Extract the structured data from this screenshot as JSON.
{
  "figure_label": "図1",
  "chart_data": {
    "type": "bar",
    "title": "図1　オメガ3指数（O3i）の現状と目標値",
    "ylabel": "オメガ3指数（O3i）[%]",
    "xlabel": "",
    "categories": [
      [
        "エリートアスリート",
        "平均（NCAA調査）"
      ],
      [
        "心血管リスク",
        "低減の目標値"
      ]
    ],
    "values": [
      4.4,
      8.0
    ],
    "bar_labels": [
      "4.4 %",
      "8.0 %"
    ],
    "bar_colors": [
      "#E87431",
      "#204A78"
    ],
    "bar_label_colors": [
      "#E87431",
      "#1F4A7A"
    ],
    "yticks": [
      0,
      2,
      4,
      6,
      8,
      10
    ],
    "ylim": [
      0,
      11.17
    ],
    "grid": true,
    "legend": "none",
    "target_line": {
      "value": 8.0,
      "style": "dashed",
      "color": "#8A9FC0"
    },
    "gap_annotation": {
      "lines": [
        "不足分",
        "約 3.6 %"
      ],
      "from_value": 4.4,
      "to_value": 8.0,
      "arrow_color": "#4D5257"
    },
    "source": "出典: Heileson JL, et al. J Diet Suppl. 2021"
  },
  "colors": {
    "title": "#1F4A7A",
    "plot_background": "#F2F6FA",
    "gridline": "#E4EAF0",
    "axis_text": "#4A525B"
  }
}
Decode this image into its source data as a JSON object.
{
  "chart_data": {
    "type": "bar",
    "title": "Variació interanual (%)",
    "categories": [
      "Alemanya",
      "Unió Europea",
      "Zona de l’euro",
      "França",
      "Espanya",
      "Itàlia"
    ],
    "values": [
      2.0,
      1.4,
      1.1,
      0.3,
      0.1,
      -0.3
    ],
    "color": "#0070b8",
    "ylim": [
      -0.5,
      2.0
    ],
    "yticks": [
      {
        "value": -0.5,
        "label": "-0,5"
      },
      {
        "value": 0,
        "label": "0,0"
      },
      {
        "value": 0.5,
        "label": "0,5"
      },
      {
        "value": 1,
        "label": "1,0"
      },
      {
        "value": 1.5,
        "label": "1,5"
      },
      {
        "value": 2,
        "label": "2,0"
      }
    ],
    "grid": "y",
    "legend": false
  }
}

########

(Written exercise) Show every line of the records above that contains the word "JSON".

(Finished exercise)
Extract the structured data from this screenshot as JSON.
Decode this image into its source data as a JSON object.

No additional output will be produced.